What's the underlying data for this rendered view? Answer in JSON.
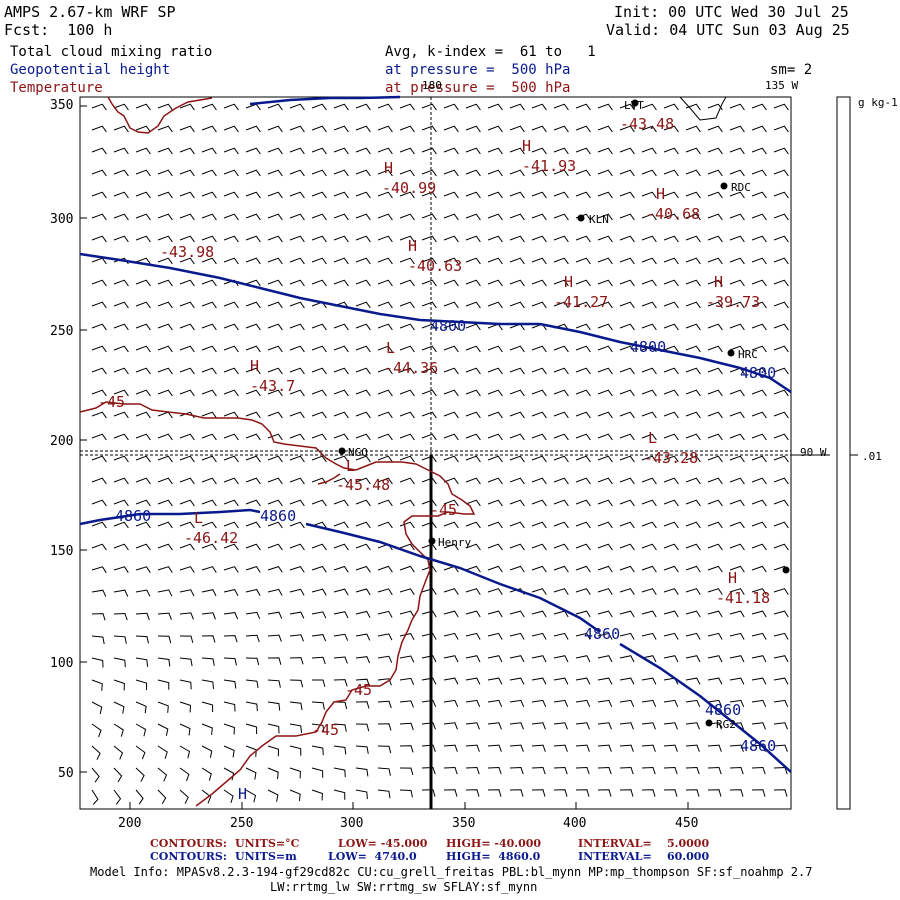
{
  "header": {
    "title": "AMPS 2.67-km WRF SP",
    "forecast": "Fcst:  100 h",
    "init": "Init: 00 UTC Wed 30 Jul 25",
    "valid": "Valid: 04 UTC Sun 03 Aug 25"
  },
  "fields": [
    {
      "name": "Total cloud mixing ratio",
      "desc": "Avg, k-index =  61 to   1",
      "color": "#000000"
    },
    {
      "name": "Geopotential height",
      "desc": "at pressure =  500 hPa",
      "color": "#0a1a8c"
    },
    {
      "name": "Temperature",
      "desc": "at pressure =  500 hPa",
      "color": "#8c1414"
    }
  ],
  "smoothing": "sm= 2",
  "colorbar": {
    "units": "g kg-1",
    "tick": ".01"
  },
  "meridians": {
    "top_180": "180",
    "top_135w": "135 W",
    "right_90w": "90 W"
  },
  "axes": {
    "x_ticks": [
      "200",
      "250",
      "300",
      "350",
      "400",
      "450"
    ],
    "y_ticks": [
      "50",
      "100",
      "150",
      "200",
      "250",
      "300",
      "350"
    ]
  },
  "stations": [
    {
      "name": "LVT"
    },
    {
      "name": "KLN"
    },
    {
      "name": "RDC"
    },
    {
      "name": "HRC"
    },
    {
      "name": "NGO"
    },
    {
      "name": "Henry"
    },
    {
      "name": "RG2"
    }
  ],
  "height_labels": [
    "4800",
    "4800",
    "4800",
    "4860",
    "4860",
    "4860",
    "4860",
    "4860"
  ],
  "temp_labels": [
    "-45",
    "-45",
    "-45",
    "-45"
  ],
  "temp_extrema": [
    {
      "type": "H",
      "value": "-43.48"
    },
    {
      "type": "H",
      "value": "-41.93"
    },
    {
      "type": "H",
      "value": "-40.99"
    },
    {
      "type": "H",
      "value": "-40.68"
    },
    {
      "type": "",
      "value": "-43.98"
    },
    {
      "type": "H",
      "value": "-40.63"
    },
    {
      "type": "H",
      "value": "-41.27"
    },
    {
      "type": "H",
      "value": "-39.73"
    },
    {
      "type": "L",
      "value": "-44.36"
    },
    {
      "type": "H",
      "value": "-43.7"
    },
    {
      "type": "L",
      "value": "-43.28"
    },
    {
      "type": "L",
      "value": "-45.48"
    },
    {
      "type": "L",
      "value": "-46.42"
    },
    {
      "type": "H",
      "value": "-41.18"
    },
    {
      "type": "H",
      "value": ""
    }
  ],
  "contours_temp": {
    "label": "CONTOURS:",
    "units": "UNITS=°C",
    "low": "LOW= -45.000",
    "high": "HIGH= -40.000",
    "interval": "INTERVAL=    5.0000"
  },
  "contours_height": {
    "label": "CONTOURS:",
    "units": "UNITS=m",
    "low": "LOW=  4740.0",
    "high": "HIGH=  4860.0",
    "interval": "INTERVAL=    60.000"
  },
  "model_info_1": "Model Info: MPASv8.2.3-194-gf29cd82c CU:cu_grell_freitas PBL:bl_mynn MP:mp_thompson SF:sf_noahmp 2.7",
  "model_info_2": "LW:rrtmg_lw SW:rrtmg_sw SFLAY:sf_mynn"
}
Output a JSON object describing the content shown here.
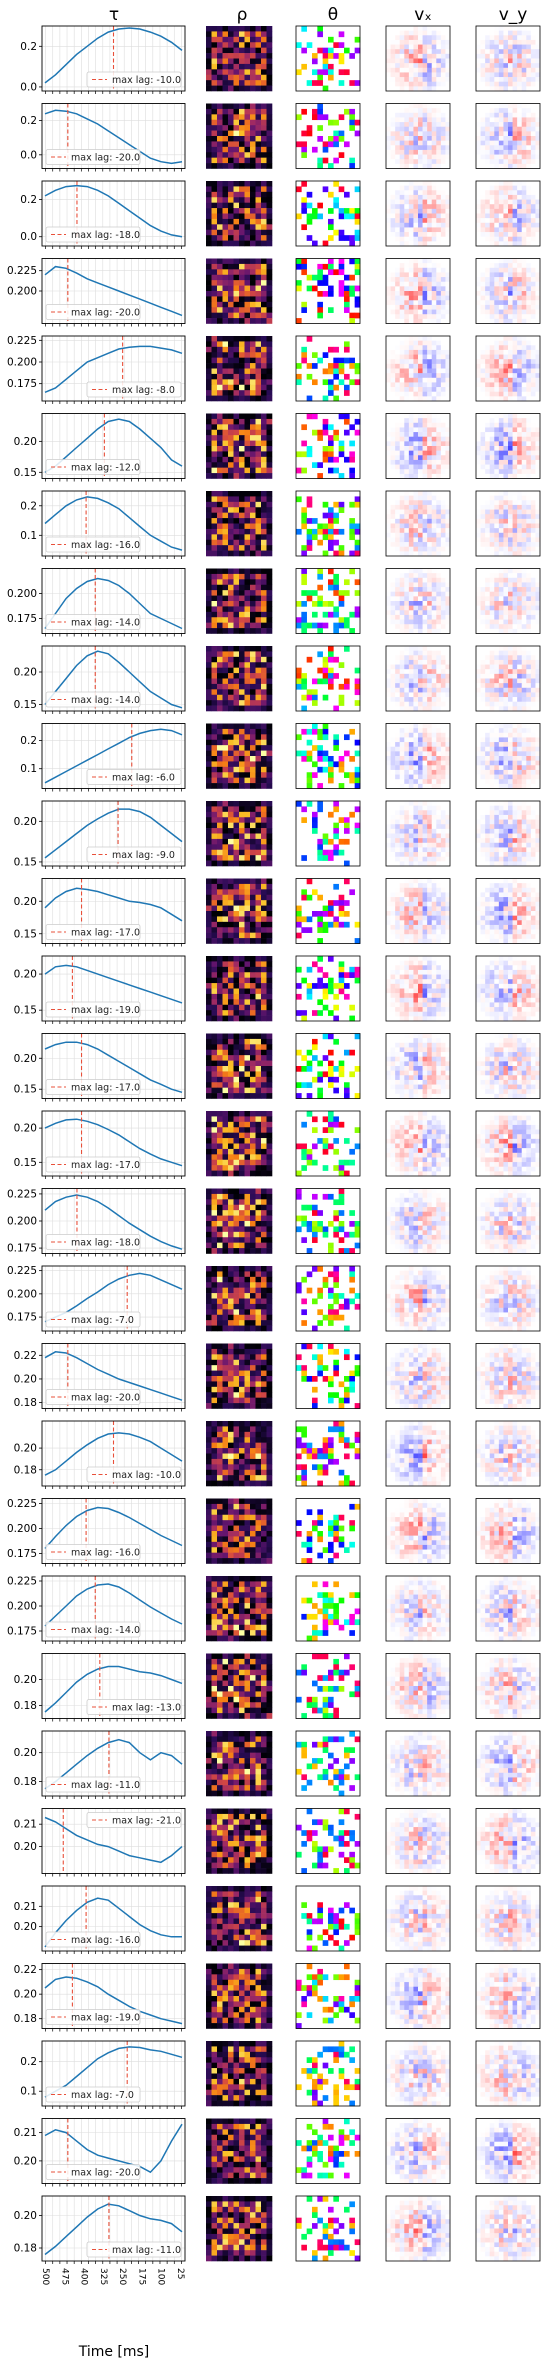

+++

Reproduce the data verbatim. Do not carry any picture into the copy.

Output:
What's the underlying data for this rendered view? Answer in JSON.
{
  "header": {
    "title": "AMPS 2.67-km WRF SP",
    "forecast": "Fcst:  100 h",
    "init": "Init: 00 UTC Wed 30 Jul 25",
    "valid": "Valid: 04 UTC Sun 03 Aug 25"
  },
  "fields": [
    {
      "name": "Total cloud mixing ratio",
      "desc": "Avg, k-index =  61 to   1",
      "color": "#000000"
    },
    {
      "name": "Geopotential height",
      "desc": "at pressure =  500 hPa",
      "color": "#0a1a8c"
    },
    {
      "name": "Temperature",
      "desc": "at pressure =  500 hPa",
      "color": "#8c1414"
    }
  ],
  "smoothing": "sm= 2",
  "colorbar": {
    "units": "g kg-1",
    "tick": ".01"
  },
  "meridians": {
    "top_180": "180",
    "top_135w": "135 W",
    "right_90w": "90 W"
  },
  "axes": {
    "x_ticks": [
      "200",
      "250",
      "300",
      "350",
      "400",
      "450"
    ],
    "y_ticks": [
      "50",
      "100",
      "150",
      "200",
      "250",
      "300",
      "350"
    ]
  },
  "stations": [
    {
      "name": "LVT"
    },
    {
      "name": "KLN"
    },
    {
      "name": "RDC"
    },
    {
      "name": "HRC"
    },
    {
      "name": "NGO"
    },
    {
      "name": "Henry"
    },
    {
      "name": "RG2"
    }
  ],
  "height_labels": [
    "4800",
    "4800",
    "4800",
    "4860",
    "4860",
    "4860",
    "4860",
    "4860"
  ],
  "temp_labels": [
    "-45",
    "-45",
    "-45",
    "-45"
  ],
  "temp_extrema": [
    {
      "type": "H",
      "value": "-43.48"
    },
    {
      "type": "H",
      "value": "-41.93"
    },
    {
      "type": "H",
      "value": "-40.99"
    },
    {
      "type": "H",
      "value": "-40.68"
    },
    {
      "type": "",
      "value": "-43.98"
    },
    {
      "type": "H",
      "value": "-40.63"
    },
    {
      "type": "H",
      "value": "-41.27"
    },
    {
      "type": "H",
      "value": "-39.73"
    },
    {
      "type": "L",
      "value": "-44.36"
    },
    {
      "type": "H",
      "value": "-43.7"
    },
    {
      "type": "L",
      "value": "-43.28"
    },
    {
      "type": "L",
      "value": "-45.48"
    },
    {
      "type": "L",
      "value": "-46.42"
    },
    {
      "type": "H",
      "value": "-41.18"
    },
    {
      "type": "H",
      "value": ""
    }
  ],
  "contours_temp": {
    "label": "CONTOURS:",
    "units": "UNITS=°C",
    "low": "LOW= -45.000",
    "high": "HIGH= -40.000",
    "interval": "INTERVAL=    5.0000"
  },
  "contours_height": {
    "label": "CONTOURS:",
    "units": "UNITS=m",
    "low": "LOW=  4740.0",
    "high": "HIGH=  4860.0",
    "interval": "INTERVAL=    60.000"
  },
  "model_info_1": "Model Info: MPASv8.2.3-194-gf29cd82c CU:cu_grell_freitas PBL:bl_mynn MP:mp_thompson SF:sf_noahmp 2.7",
  "model_info_2": "LW:rrtmg_lw SW:rrtmg_sw SFLAY:sf_mynn"
}
Output a JSON object describing the content shown here.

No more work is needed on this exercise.